[WORK INSTRUCTIONS]: Copy the lines from the first one through the line with "y-tick-label: 20: [7, 316, 19, 327]", changing "Dairy" to "Milk" and leaving everything else as it is.
[Start of EXERCISE INPUTS]
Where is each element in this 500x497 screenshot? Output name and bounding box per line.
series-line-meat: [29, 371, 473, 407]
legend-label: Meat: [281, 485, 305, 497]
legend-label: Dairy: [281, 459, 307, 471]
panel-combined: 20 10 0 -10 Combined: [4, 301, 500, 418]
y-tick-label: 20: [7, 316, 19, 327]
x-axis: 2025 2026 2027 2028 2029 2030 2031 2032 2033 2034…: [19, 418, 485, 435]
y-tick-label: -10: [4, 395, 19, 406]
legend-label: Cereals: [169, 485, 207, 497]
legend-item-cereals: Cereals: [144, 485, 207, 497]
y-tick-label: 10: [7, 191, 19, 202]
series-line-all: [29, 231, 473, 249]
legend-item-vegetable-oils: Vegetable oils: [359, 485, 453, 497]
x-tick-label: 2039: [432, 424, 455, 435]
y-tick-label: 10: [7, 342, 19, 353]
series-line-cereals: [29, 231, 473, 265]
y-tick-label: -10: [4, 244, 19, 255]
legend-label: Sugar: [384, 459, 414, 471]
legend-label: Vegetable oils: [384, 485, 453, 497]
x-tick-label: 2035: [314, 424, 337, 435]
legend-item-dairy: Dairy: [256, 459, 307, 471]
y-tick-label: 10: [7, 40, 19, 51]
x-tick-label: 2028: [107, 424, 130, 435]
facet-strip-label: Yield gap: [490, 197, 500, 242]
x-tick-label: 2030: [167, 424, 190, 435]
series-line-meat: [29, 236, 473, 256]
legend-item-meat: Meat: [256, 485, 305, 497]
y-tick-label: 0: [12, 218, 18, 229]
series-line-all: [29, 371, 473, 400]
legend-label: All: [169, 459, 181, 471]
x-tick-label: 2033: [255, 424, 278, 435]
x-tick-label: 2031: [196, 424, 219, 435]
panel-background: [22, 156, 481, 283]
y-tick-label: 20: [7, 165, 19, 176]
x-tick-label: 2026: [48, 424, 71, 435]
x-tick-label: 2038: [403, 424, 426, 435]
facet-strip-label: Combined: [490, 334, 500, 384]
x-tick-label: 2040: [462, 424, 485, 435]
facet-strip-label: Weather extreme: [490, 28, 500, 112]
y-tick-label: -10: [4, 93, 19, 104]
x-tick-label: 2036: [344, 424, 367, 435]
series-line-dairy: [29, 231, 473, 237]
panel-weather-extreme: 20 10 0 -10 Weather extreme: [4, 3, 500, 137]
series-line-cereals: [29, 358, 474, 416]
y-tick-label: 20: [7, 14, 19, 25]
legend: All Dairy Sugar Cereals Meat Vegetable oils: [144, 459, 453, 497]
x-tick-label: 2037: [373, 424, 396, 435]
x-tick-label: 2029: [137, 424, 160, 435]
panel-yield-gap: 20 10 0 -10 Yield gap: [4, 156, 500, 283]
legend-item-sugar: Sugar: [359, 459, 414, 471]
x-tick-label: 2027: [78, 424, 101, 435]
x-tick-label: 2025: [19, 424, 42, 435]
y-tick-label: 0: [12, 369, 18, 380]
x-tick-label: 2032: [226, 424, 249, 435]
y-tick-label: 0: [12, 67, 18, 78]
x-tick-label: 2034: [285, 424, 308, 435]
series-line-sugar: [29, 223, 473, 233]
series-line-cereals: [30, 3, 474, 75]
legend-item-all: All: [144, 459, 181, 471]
[End of EXERCISE INPUTS]
[REPLY TO THE TASK]:
Where is each element in this 500x497 screenshot? Output name and bounding box per line.
series-line-meat: [29, 371, 473, 407]
legend-label: Meat: [281, 485, 305, 497]
legend-label: Milk: [281, 459, 307, 471]
panel-combined: 20 10 0 -10 Combined: [4, 301, 500, 418]
y-tick-label: 20: [7, 316, 19, 327]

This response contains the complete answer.